-- Data items --
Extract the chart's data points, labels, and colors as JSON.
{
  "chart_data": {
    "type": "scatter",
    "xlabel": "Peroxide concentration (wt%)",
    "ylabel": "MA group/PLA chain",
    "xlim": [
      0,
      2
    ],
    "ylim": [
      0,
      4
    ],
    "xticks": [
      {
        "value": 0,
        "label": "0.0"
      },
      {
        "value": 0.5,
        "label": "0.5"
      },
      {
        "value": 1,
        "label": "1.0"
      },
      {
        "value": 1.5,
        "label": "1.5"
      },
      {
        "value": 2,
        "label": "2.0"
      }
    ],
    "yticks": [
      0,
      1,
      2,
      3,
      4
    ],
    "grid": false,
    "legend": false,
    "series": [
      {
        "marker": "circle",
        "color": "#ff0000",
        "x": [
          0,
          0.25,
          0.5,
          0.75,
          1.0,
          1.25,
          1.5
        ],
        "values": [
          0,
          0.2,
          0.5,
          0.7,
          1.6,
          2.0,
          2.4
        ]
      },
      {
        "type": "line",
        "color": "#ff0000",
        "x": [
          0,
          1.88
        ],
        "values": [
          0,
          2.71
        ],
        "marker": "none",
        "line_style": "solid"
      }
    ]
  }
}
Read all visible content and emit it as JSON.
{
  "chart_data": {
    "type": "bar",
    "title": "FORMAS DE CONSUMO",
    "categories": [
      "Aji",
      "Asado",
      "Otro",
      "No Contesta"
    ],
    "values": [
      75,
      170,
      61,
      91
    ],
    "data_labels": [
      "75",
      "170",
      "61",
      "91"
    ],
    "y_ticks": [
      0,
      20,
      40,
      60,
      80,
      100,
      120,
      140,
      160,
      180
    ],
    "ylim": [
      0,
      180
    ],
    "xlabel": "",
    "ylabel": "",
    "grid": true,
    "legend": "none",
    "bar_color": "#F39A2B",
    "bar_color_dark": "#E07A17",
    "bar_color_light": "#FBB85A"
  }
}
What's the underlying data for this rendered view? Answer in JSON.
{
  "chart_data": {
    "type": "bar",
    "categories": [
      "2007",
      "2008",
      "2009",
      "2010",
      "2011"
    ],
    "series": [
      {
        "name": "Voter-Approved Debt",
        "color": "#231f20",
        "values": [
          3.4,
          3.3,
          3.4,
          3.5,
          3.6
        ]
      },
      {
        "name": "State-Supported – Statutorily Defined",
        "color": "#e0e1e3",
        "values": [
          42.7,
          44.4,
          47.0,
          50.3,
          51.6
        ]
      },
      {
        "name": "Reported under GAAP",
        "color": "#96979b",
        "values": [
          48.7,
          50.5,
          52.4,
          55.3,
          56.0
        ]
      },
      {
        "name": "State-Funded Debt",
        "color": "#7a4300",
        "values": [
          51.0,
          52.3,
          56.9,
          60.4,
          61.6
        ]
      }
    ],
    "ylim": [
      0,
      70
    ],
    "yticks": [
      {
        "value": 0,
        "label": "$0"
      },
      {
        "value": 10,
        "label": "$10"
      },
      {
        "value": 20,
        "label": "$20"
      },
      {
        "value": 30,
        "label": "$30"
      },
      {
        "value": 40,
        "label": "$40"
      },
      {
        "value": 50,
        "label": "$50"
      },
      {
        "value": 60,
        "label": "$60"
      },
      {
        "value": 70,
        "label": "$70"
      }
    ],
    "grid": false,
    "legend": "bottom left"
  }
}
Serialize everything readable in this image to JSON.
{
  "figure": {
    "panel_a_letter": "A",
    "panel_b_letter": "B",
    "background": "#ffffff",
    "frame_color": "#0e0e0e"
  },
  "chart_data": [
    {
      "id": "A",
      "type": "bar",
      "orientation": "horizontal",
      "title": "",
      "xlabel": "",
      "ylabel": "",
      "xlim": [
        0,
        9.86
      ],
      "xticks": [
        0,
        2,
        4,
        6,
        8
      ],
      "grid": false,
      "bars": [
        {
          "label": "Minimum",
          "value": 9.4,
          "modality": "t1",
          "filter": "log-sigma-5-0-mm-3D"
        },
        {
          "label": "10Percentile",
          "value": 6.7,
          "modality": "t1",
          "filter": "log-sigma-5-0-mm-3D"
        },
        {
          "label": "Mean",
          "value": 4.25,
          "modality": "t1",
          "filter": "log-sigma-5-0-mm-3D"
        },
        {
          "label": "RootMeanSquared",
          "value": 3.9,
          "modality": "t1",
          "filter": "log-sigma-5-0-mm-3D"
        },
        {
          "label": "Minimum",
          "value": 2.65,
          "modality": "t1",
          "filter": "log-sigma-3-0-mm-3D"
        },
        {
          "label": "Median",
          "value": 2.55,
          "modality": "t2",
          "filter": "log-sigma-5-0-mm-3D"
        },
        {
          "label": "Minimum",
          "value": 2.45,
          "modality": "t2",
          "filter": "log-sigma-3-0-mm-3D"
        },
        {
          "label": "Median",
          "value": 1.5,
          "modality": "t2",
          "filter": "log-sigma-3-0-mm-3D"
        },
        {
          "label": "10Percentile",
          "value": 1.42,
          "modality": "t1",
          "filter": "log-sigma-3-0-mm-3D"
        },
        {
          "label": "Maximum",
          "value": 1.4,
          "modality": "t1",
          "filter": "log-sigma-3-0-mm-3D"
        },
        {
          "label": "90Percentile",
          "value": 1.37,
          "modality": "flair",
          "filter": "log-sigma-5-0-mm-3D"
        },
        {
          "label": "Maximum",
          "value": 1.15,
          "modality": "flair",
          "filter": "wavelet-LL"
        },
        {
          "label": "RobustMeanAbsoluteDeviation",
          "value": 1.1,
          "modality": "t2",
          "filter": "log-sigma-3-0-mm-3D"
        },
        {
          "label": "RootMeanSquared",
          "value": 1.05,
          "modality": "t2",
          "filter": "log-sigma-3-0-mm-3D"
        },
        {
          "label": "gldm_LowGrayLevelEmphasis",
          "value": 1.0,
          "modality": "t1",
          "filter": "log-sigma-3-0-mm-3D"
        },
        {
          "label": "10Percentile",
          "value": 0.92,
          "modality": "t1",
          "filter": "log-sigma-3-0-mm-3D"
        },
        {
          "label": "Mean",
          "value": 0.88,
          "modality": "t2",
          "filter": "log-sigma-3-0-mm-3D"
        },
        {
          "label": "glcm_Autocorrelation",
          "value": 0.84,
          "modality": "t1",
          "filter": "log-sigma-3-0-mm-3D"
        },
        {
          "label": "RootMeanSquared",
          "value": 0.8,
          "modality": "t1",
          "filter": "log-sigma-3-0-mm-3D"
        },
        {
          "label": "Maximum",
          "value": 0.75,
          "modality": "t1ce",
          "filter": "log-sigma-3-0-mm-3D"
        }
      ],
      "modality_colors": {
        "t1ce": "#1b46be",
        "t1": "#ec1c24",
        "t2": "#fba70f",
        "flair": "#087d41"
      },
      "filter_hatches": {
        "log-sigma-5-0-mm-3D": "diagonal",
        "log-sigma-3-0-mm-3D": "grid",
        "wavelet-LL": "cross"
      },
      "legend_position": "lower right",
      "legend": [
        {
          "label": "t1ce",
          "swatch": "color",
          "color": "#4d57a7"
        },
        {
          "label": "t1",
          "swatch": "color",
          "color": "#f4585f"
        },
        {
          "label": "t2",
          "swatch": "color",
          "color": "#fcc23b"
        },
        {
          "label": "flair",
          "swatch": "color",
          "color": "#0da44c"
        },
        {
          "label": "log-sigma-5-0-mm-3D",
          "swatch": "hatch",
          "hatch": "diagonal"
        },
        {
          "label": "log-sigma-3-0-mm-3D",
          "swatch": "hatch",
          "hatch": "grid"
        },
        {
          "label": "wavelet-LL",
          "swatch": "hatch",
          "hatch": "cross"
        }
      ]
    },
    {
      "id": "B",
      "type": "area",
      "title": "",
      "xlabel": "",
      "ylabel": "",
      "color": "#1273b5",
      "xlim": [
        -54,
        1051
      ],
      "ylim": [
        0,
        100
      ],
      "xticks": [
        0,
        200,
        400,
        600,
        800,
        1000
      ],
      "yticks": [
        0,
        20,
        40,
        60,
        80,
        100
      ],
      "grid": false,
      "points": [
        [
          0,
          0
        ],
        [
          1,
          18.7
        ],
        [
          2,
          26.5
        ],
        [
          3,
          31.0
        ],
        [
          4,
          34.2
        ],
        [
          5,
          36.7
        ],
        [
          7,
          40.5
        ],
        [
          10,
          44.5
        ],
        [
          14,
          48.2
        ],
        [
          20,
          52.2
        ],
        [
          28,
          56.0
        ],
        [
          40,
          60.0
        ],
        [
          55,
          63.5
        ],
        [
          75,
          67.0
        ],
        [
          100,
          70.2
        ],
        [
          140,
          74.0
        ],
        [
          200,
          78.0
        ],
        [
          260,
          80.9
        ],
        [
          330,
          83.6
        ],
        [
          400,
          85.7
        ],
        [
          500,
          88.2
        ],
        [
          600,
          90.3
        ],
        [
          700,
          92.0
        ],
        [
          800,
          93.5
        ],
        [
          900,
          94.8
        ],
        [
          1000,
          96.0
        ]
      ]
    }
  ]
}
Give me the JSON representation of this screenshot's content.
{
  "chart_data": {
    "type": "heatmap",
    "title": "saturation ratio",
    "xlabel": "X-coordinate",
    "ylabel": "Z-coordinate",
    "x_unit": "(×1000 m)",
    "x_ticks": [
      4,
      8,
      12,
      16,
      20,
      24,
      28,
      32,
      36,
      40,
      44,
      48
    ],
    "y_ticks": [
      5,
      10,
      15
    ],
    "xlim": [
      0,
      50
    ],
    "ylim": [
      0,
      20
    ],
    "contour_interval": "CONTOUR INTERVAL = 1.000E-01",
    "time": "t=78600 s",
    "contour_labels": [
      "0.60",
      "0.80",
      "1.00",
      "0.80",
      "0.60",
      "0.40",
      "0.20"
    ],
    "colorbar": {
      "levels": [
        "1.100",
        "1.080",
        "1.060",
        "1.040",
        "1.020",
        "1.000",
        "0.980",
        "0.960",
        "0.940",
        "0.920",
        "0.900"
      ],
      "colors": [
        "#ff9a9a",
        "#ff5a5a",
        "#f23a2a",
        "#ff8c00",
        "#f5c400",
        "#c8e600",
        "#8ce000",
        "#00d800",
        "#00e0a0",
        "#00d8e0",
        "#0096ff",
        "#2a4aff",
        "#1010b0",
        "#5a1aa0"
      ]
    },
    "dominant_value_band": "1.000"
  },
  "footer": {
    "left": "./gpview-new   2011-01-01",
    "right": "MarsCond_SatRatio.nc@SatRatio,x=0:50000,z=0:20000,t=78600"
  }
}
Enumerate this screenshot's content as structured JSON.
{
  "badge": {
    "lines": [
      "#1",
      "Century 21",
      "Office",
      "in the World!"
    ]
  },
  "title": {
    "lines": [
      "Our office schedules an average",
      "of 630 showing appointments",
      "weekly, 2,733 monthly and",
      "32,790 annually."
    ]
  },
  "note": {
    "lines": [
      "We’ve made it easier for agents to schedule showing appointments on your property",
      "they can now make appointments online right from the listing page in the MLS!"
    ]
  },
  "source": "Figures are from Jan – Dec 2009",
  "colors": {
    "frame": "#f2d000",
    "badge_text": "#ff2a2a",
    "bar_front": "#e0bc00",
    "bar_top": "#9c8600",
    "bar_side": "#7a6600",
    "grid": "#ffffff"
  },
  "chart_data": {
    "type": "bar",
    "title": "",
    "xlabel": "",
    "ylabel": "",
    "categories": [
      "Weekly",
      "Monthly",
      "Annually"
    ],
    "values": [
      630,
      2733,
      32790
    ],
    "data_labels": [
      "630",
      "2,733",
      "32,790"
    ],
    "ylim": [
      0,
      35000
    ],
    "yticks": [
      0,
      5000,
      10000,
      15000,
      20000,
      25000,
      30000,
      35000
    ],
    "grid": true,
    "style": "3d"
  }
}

-- Your objective --
Collect the lines of the data that carry the word "wavelet".

-- Task result --
          "filter": "wavelet-LL"
        "wavelet-LL": "cross"
          "label": "wavelet-LL",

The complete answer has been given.